◆ **Exercise description**
Give only the number of lines in the listing below where the string "SNAUWAERT" occurs.

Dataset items
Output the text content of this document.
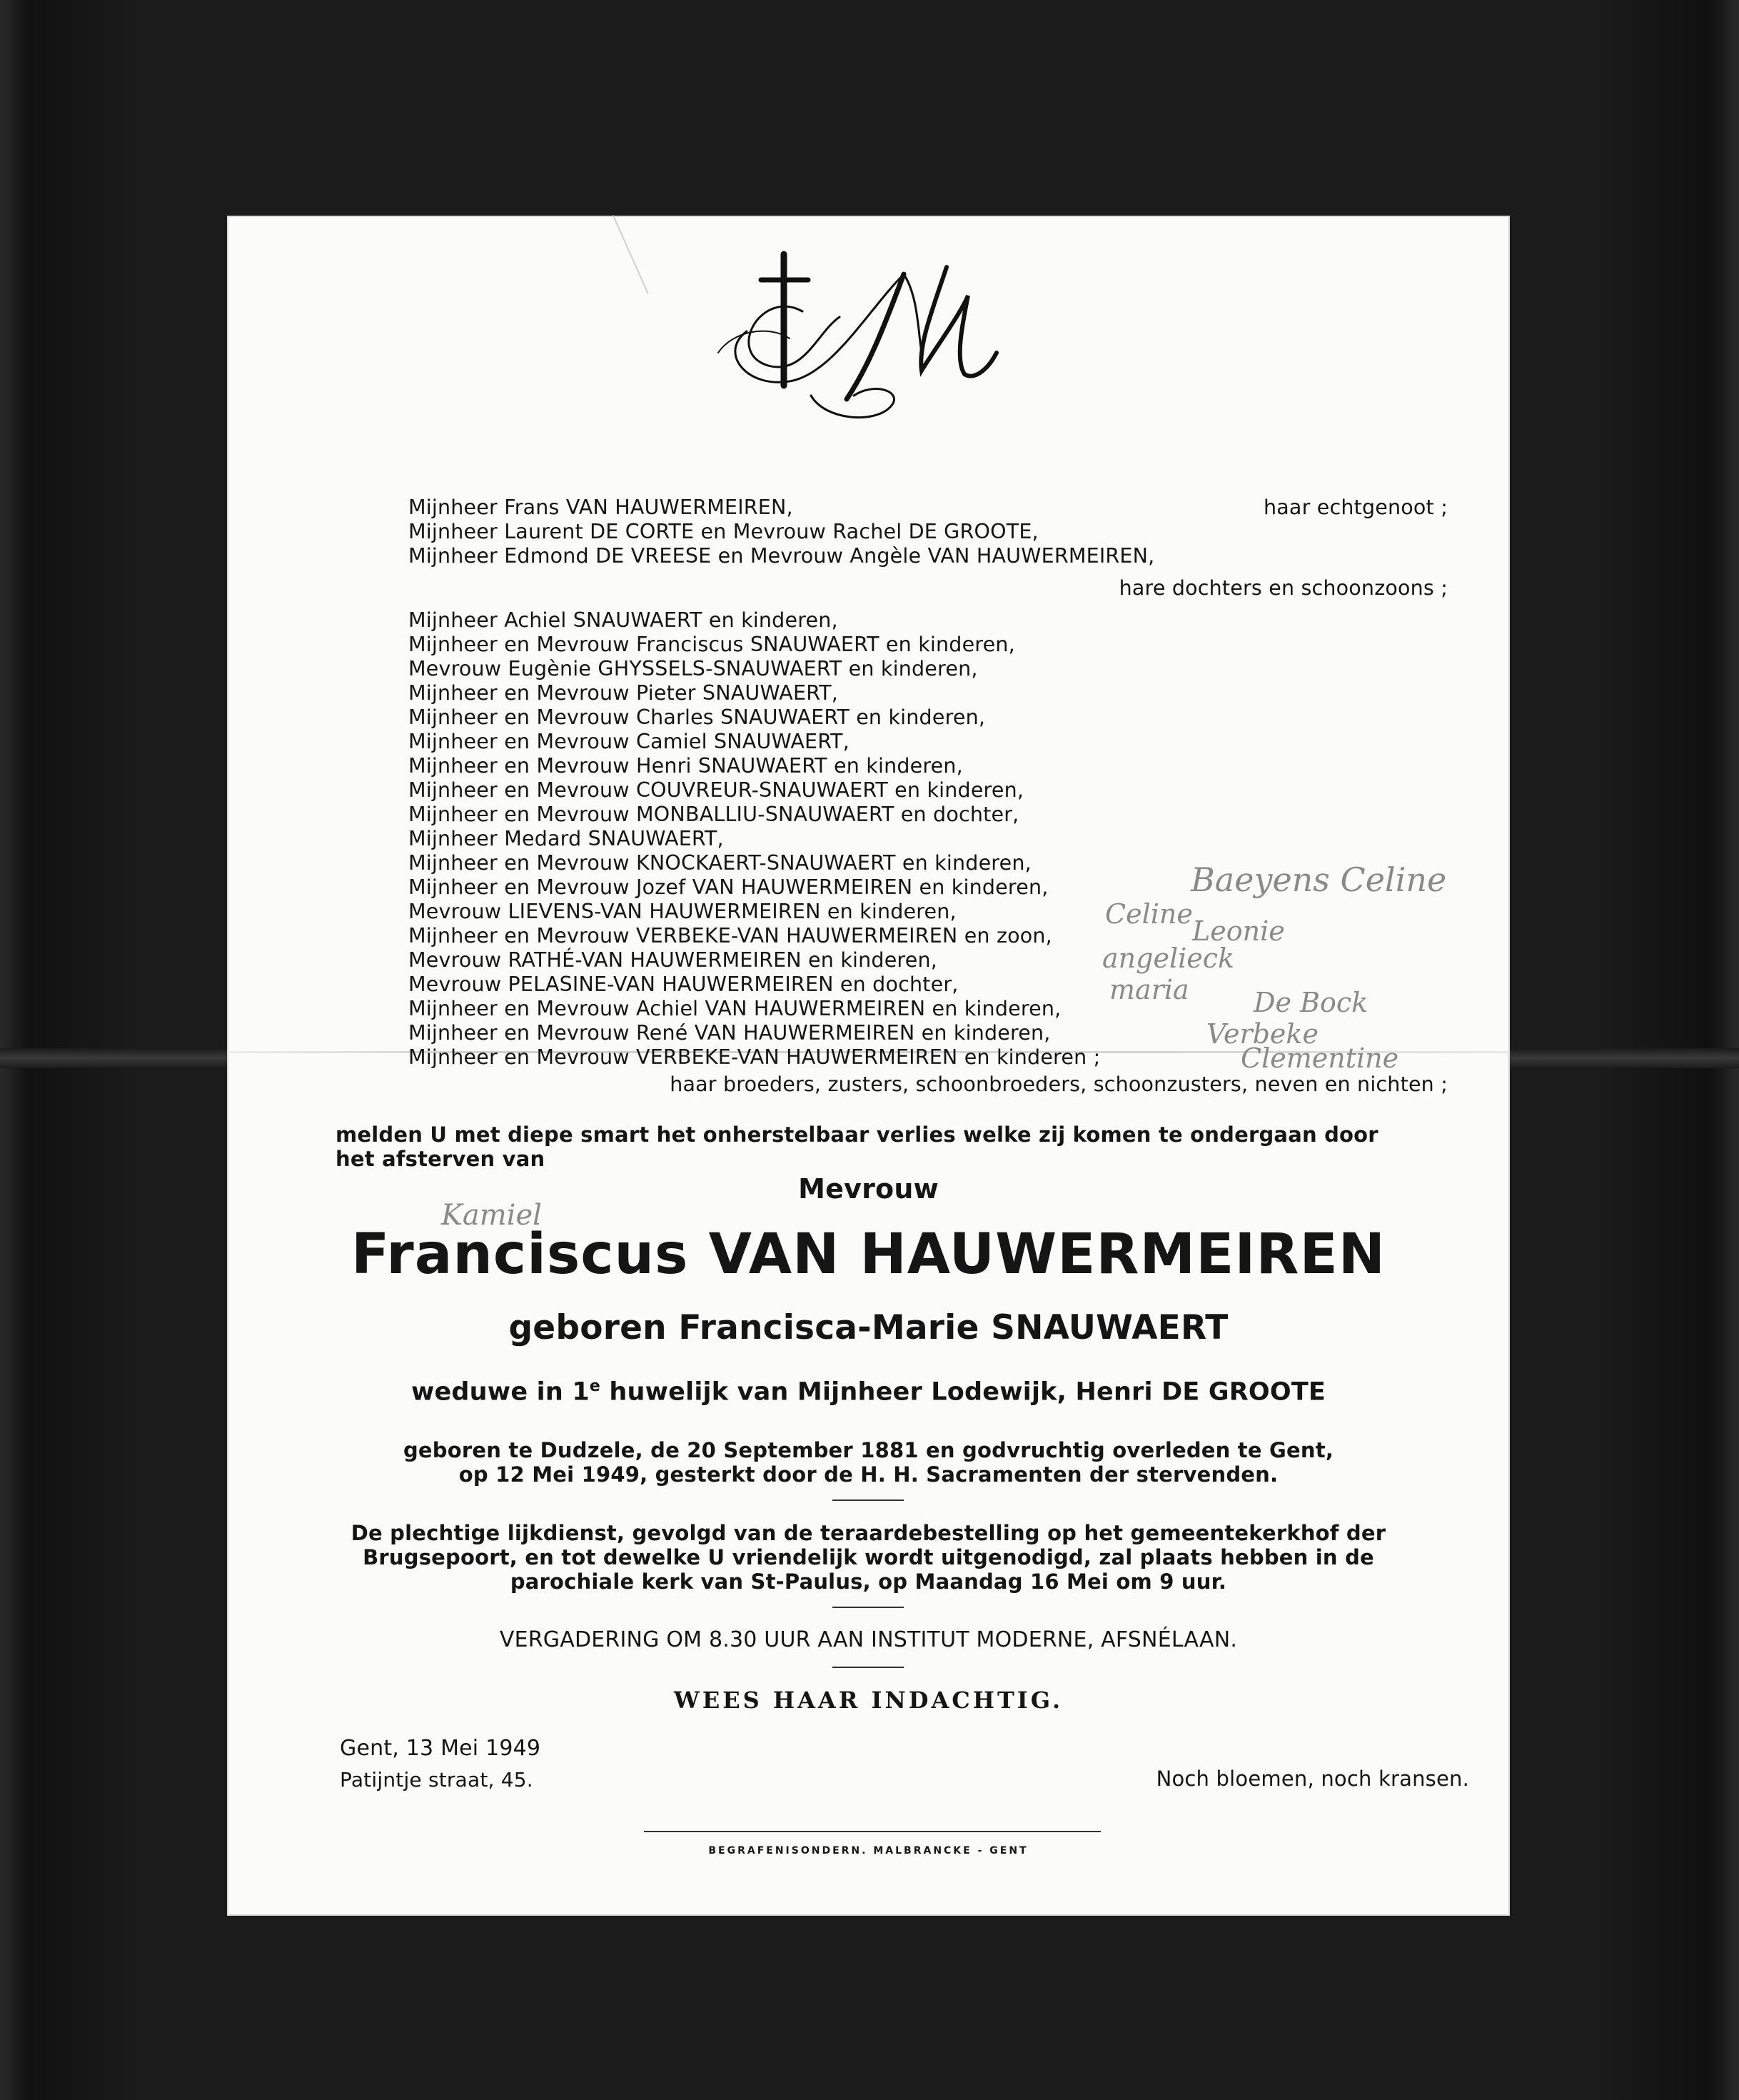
Mijnheer Frans VAN HAUWERMEIREN,	haar echtgenoot ;
Mijnheer Laurent DE CORTE en Mevrouw Rachel DE GROOTE,
Mijnheer Edmond DE VREESE en Mevrouw Angèle VAN HAUWERMEIREN,
hare dochters en schoonzoons ;
Mijnheer Achiel SNAUWAERT en kinderen,
Mijnheer en Mevrouw Franciscus SNAUWAERT en kinderen,
Mevrouw Eugènie GHYSSELS-SNAUWAERT en kinderen,
Mijnheer en Mevrouw Pieter SNAUWAERT,
Mijnheer en Mevrouw Charles SNAUWAERT en kinderen,
Mijnheer en Mevrouw Camiel SNAUWAERT,
Mijnheer en Mevrouw Henri SNAUWAERT en kinderen,
Mijnheer en Mevrouw COUVREUR-SNAUWAERT en kinderen,
Mijnheer en Mevrouw MONBALLIU-SNAUWAERT en dochter,
Mijnheer Medard SNAUWAERT,
Mijnheer en Mevrouw KNOCKAERT-SNAUWAERT en kinderen,
Mijnheer en Mevrouw Jozef VAN HAUWERMEIREN en kinderen,
Mevrouw LIEVENS-VAN HAUWERMEIREN en kinderen,
Mijnheer en Mevrouw VERBEKE-VAN HAUWERMEIREN en zoon,
Mevrouw RATHÉ-VAN HAUWERMEIREN en kinderen,
Mevrouw PELASINE-VAN HAUWERMEIREN en dochter,
Mijnheer en Mevrouw Achiel VAN HAUWERMEIREN en kinderen,
Mijnheer en Mevrouw René VAN HAUWERMEIREN en kinderen,
Mijnheer en Mevrouw VERBEKE-VAN HAUWERMEIREN en kinderen ;
haar broeders, zusters, schoonbroeders, schoonzusters, neven en nichten ;
Baeyens Celine
Celine
Leonie
angelieck
maria De Bock
Verbeke
Clementine
Kamiel
melden U met diepe smart het onherstelbaar verlies welke zij komen te ondergaan door
het afsterven van
Mevrouw
Franciscus VAN HAUWERMEIREN
geboren Francisca-Marie SNAUWAERT
weduwe in 1e huwelijk van Mijnheer Lodewijk, Henri DE GROOTE
geboren te Dudzele, de 20 September 1881 en godvruchtig overleden te Gent,
op 12 Mei 1949, gesterkt door de H. H. Sacramenten der stervenden.
De plechtige lijkdienst, gevolgd van de teraardebestelling op het gemeentekerkhof der
Brugsepoort, en tot dewelke U vriendelijk wordt uitgenodigd, zal plaats hebben in de
parochiale kerk van St-Paulus, op Maandag 16 Mei om 9 uur.
VERGADERING OM 8.30 UUR AAN INSTITUT MODERNE, AFSNÉLAAN.
WEES HAAR INDACHTIG.
Gent, 13 Mei 1949
Patijntje straat, 45.	Noch bloemen, noch kransen.
BEGRAFENISONDERN. MALBRANCKE - GENT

◆ **The answer**
12